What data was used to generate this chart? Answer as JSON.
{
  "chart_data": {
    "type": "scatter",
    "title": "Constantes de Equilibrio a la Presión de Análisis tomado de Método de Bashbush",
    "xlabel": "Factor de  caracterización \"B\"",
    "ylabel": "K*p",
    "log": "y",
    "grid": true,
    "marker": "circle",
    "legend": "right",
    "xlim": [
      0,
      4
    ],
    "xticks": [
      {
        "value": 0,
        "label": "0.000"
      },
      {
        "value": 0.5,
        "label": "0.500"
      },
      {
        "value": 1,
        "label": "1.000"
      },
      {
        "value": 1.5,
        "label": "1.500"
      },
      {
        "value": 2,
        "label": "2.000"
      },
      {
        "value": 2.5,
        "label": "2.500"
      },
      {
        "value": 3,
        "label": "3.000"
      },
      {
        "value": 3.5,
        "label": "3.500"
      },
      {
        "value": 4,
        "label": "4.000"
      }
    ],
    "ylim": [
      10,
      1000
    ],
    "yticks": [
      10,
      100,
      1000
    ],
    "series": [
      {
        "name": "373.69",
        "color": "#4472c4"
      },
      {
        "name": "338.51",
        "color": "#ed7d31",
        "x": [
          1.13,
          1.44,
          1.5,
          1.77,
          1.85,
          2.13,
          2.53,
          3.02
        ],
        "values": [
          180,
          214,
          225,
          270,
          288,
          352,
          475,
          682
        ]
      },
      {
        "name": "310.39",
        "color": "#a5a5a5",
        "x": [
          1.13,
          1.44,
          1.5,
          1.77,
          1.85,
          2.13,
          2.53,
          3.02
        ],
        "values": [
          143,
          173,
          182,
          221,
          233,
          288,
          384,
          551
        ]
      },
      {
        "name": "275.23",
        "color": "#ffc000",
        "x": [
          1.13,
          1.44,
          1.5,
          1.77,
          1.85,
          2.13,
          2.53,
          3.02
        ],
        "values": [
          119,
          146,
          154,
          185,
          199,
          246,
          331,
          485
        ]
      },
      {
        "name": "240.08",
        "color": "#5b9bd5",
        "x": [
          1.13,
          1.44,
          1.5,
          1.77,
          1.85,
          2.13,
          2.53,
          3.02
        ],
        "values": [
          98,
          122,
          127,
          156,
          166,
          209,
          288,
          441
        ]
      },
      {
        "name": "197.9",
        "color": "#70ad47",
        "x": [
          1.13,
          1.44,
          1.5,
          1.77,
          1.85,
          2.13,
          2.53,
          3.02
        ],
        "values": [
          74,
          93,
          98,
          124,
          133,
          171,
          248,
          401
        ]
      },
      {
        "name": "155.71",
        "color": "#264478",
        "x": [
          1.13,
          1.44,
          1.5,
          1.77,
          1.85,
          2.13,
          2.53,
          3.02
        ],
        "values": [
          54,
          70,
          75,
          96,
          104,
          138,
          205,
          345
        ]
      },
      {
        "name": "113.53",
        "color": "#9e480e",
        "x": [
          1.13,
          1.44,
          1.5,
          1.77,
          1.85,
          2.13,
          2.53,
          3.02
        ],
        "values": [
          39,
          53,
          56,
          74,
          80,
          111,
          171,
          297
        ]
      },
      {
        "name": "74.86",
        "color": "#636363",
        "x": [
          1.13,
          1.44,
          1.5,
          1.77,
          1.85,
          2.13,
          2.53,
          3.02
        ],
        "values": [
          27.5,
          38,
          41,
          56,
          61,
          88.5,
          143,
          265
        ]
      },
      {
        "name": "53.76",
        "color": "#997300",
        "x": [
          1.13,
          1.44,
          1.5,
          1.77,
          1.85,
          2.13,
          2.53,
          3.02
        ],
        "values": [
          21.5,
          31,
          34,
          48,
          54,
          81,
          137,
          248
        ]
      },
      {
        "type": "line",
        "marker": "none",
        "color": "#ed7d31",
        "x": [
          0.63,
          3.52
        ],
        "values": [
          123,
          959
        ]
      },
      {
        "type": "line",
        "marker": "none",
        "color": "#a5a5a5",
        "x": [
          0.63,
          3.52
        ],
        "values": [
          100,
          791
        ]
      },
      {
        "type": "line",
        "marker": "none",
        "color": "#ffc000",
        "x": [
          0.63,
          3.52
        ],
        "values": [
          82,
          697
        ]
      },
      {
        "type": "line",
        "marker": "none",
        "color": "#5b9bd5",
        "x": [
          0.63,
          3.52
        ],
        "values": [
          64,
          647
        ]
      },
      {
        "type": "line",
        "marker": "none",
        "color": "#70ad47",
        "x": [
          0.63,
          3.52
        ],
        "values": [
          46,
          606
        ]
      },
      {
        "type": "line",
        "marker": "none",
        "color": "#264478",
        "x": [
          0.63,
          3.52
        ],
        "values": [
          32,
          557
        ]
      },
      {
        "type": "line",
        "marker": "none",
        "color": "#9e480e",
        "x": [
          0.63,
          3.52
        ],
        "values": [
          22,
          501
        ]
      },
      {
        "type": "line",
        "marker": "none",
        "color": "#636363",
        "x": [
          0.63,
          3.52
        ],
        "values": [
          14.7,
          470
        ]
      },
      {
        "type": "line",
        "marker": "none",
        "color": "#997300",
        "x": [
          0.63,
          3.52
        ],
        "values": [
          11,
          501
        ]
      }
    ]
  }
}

== == ==

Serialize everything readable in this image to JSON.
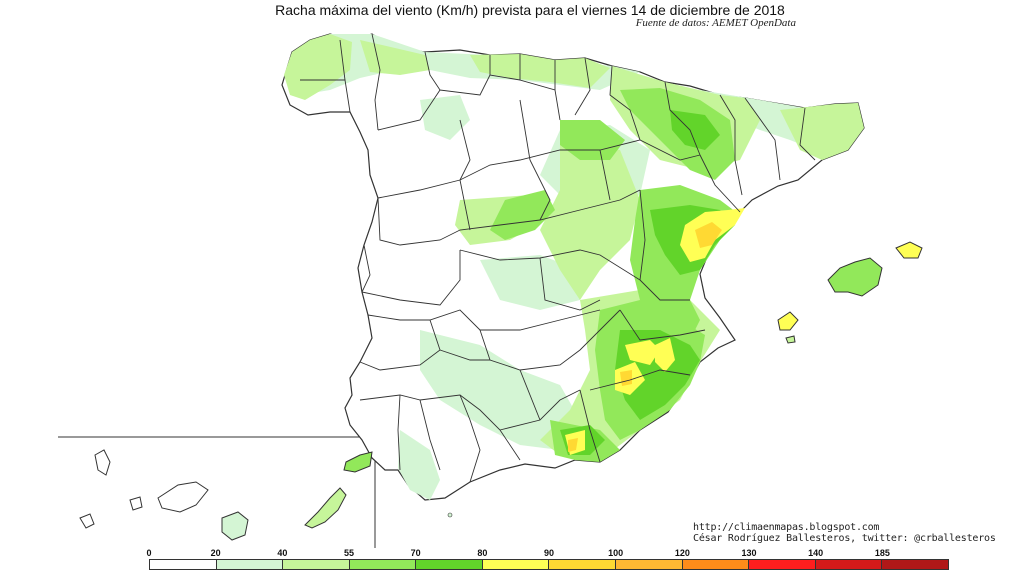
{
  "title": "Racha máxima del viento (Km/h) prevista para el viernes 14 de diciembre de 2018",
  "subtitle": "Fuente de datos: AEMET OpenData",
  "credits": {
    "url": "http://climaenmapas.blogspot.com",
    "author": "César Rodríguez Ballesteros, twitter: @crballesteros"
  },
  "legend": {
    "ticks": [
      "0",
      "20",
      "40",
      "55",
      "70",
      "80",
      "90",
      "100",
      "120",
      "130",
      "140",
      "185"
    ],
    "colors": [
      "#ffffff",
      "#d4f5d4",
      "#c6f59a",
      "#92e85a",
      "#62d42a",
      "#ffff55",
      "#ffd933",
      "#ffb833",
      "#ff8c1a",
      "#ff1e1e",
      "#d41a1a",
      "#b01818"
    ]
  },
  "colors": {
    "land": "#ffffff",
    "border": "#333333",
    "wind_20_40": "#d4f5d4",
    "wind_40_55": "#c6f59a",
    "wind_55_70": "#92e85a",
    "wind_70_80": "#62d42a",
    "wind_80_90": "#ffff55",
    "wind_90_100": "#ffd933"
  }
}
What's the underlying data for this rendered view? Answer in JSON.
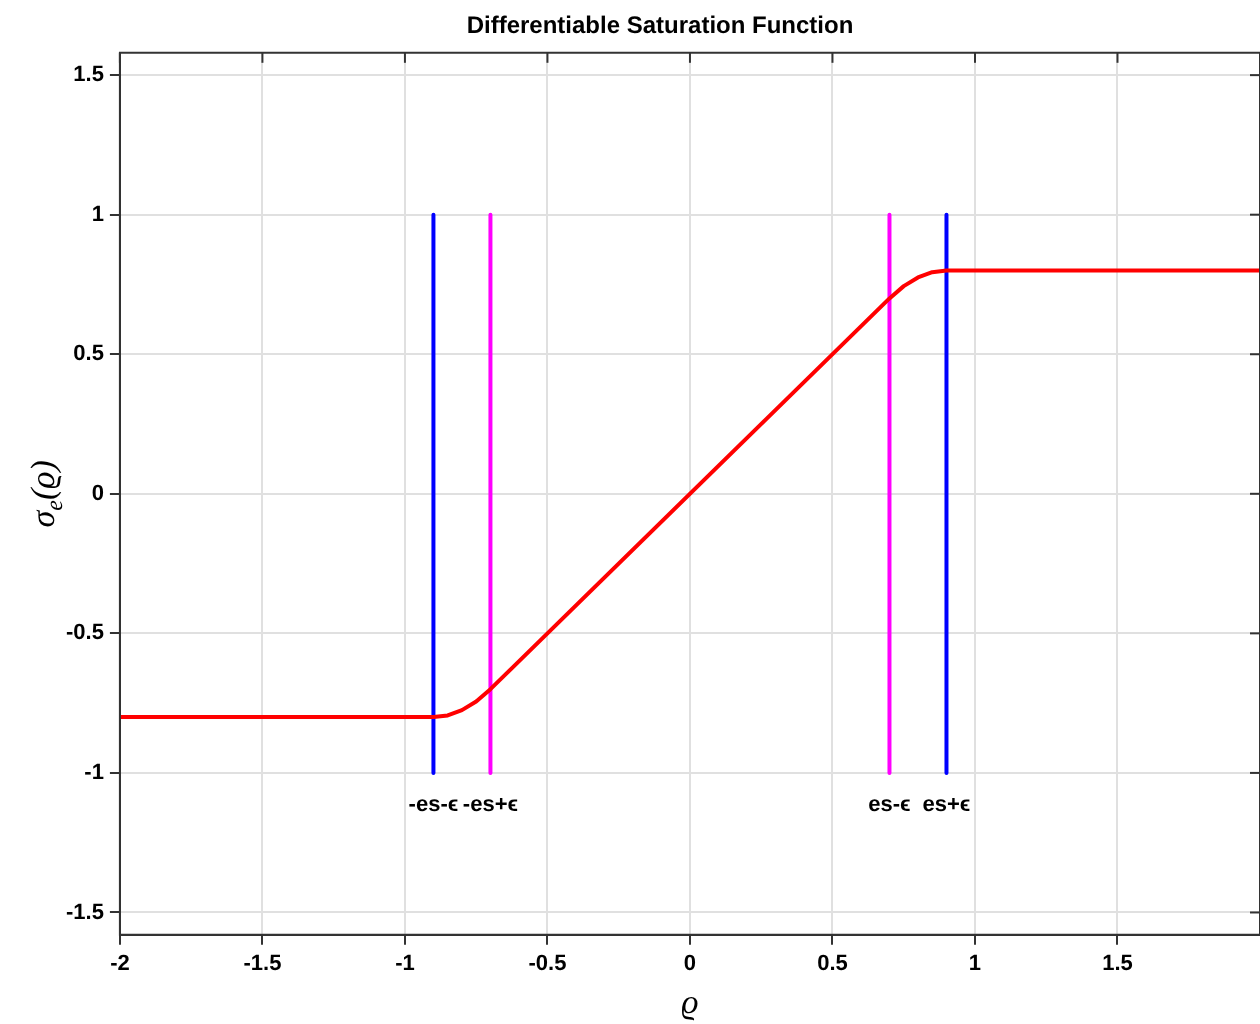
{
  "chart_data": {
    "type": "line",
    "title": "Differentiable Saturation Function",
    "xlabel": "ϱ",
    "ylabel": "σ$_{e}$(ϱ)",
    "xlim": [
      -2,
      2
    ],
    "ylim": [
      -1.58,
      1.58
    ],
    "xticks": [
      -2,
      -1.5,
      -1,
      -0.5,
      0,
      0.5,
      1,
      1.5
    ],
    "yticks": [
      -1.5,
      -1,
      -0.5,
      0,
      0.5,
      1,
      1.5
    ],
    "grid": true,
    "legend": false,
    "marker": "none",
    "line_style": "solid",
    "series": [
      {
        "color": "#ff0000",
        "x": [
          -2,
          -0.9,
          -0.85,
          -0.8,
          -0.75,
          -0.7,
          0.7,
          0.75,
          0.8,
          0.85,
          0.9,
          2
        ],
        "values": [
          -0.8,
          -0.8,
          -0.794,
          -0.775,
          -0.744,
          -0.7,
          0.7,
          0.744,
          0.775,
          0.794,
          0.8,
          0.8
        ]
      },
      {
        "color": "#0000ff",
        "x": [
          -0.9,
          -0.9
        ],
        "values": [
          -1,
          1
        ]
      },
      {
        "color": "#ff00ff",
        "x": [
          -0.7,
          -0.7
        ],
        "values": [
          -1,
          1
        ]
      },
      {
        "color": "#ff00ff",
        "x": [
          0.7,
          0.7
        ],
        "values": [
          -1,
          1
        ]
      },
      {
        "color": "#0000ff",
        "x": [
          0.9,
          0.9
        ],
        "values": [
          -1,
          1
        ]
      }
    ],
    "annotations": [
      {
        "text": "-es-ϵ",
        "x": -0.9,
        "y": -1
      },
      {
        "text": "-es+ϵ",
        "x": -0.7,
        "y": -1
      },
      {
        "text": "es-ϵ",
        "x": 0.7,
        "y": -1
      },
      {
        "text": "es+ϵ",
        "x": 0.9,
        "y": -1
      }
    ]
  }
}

== == ==

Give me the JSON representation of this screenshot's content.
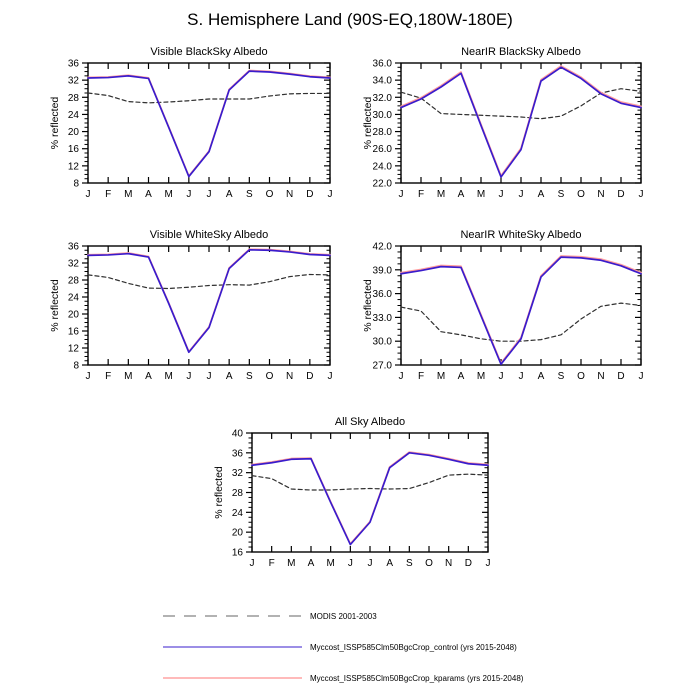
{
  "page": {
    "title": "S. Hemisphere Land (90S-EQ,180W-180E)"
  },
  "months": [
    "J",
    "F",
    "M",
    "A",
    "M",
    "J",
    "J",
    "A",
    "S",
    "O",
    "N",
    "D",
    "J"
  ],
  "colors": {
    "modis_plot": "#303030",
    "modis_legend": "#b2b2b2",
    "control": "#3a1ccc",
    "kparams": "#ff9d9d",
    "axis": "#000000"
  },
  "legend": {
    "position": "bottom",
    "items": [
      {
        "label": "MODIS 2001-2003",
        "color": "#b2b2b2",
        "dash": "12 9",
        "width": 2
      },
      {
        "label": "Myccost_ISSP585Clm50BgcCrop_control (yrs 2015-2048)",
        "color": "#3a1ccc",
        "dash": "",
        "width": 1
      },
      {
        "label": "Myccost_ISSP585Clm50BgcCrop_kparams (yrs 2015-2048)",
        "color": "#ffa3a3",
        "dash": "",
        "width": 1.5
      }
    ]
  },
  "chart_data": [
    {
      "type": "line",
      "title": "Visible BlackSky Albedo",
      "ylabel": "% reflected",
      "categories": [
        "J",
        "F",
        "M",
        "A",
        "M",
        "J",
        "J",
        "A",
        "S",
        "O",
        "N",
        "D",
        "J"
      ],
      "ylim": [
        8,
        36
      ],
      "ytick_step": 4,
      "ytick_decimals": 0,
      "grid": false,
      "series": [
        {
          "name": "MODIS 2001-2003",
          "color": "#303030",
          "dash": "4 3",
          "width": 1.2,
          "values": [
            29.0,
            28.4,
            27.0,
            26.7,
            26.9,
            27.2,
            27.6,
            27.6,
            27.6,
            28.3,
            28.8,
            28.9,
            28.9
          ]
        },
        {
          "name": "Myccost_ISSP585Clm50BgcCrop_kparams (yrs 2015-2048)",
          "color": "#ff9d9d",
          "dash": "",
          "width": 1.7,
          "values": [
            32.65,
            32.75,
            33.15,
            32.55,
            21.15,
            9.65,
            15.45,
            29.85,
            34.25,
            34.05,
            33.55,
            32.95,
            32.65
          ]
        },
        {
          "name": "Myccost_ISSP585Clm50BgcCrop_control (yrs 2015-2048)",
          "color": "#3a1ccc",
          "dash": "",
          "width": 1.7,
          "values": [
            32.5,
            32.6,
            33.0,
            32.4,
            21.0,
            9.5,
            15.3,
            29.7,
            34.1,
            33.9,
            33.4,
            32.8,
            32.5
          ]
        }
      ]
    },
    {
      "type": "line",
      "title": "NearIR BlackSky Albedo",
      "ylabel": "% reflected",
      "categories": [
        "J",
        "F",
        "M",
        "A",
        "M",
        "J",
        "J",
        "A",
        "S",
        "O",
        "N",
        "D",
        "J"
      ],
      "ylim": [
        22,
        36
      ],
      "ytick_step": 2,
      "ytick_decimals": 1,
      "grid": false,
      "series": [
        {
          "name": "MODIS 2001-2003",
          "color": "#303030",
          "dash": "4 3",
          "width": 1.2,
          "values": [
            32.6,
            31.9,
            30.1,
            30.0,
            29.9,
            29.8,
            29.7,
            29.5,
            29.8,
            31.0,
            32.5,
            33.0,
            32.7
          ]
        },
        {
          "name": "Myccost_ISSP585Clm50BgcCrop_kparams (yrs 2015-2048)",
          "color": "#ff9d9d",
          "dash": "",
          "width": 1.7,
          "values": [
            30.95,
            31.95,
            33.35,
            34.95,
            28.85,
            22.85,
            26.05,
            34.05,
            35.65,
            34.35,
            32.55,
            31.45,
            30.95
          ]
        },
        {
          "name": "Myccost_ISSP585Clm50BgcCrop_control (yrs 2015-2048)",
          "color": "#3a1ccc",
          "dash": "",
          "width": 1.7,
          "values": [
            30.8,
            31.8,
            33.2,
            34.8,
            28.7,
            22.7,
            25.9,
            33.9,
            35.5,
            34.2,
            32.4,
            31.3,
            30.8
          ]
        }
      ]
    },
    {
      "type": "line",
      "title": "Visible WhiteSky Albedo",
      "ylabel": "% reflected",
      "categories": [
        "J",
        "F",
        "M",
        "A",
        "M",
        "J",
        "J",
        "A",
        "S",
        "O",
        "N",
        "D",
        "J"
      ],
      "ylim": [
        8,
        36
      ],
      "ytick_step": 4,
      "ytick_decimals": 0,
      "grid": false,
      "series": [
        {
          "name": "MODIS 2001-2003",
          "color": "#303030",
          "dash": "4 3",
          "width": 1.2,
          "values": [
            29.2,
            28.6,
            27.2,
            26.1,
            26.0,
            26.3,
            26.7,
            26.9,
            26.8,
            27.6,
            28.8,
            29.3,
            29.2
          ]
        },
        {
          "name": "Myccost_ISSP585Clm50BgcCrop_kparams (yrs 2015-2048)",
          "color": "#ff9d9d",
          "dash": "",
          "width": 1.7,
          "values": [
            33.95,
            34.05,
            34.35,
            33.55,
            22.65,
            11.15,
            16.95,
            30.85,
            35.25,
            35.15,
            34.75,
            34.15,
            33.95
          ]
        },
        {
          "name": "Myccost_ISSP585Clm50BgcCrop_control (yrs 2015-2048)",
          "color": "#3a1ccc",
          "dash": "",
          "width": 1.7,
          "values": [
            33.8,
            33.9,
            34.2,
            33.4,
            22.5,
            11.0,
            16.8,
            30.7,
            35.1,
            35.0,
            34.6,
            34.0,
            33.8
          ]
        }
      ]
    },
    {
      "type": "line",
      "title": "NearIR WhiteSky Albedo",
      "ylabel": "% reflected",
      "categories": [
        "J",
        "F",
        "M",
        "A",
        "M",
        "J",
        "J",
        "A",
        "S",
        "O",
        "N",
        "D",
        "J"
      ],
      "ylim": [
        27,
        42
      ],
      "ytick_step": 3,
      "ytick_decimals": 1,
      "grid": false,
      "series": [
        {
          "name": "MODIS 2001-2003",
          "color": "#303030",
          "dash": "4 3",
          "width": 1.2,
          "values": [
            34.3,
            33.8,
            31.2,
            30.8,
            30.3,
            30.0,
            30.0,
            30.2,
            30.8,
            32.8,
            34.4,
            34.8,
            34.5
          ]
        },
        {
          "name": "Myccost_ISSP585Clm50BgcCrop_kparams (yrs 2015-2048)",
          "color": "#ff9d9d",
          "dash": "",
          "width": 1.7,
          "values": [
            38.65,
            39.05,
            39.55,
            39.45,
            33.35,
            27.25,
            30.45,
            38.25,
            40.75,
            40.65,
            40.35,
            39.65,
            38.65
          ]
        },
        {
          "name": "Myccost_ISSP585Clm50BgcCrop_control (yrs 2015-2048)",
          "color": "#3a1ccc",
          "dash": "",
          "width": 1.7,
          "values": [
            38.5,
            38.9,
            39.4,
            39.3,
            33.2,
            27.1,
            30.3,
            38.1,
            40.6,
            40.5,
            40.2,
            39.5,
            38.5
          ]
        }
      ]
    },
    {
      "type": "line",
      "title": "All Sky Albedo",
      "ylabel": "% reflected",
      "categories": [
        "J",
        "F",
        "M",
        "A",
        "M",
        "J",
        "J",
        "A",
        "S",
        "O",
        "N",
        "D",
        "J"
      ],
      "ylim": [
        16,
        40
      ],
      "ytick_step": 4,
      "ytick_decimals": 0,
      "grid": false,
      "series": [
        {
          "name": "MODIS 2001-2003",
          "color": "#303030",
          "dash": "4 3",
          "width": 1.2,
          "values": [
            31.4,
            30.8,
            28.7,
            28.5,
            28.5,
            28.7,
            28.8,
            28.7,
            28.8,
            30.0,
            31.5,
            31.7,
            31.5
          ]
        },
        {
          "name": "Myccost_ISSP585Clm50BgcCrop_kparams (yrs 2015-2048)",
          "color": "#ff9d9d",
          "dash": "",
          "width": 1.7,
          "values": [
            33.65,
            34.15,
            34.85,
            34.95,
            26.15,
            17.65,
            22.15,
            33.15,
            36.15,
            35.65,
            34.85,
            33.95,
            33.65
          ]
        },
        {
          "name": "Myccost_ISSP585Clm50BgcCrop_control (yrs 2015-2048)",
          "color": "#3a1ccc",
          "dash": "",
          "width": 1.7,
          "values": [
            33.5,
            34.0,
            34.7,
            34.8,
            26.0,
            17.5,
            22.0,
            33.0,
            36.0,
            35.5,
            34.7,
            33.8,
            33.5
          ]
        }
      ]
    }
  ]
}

== == ==

Exercise task –
Select and copy each line from the data that includes the word "xlabel".

Worked solution –
    "xlabel": "Factor de  caracterización \"B\"",
    "xlabel": "ϱ",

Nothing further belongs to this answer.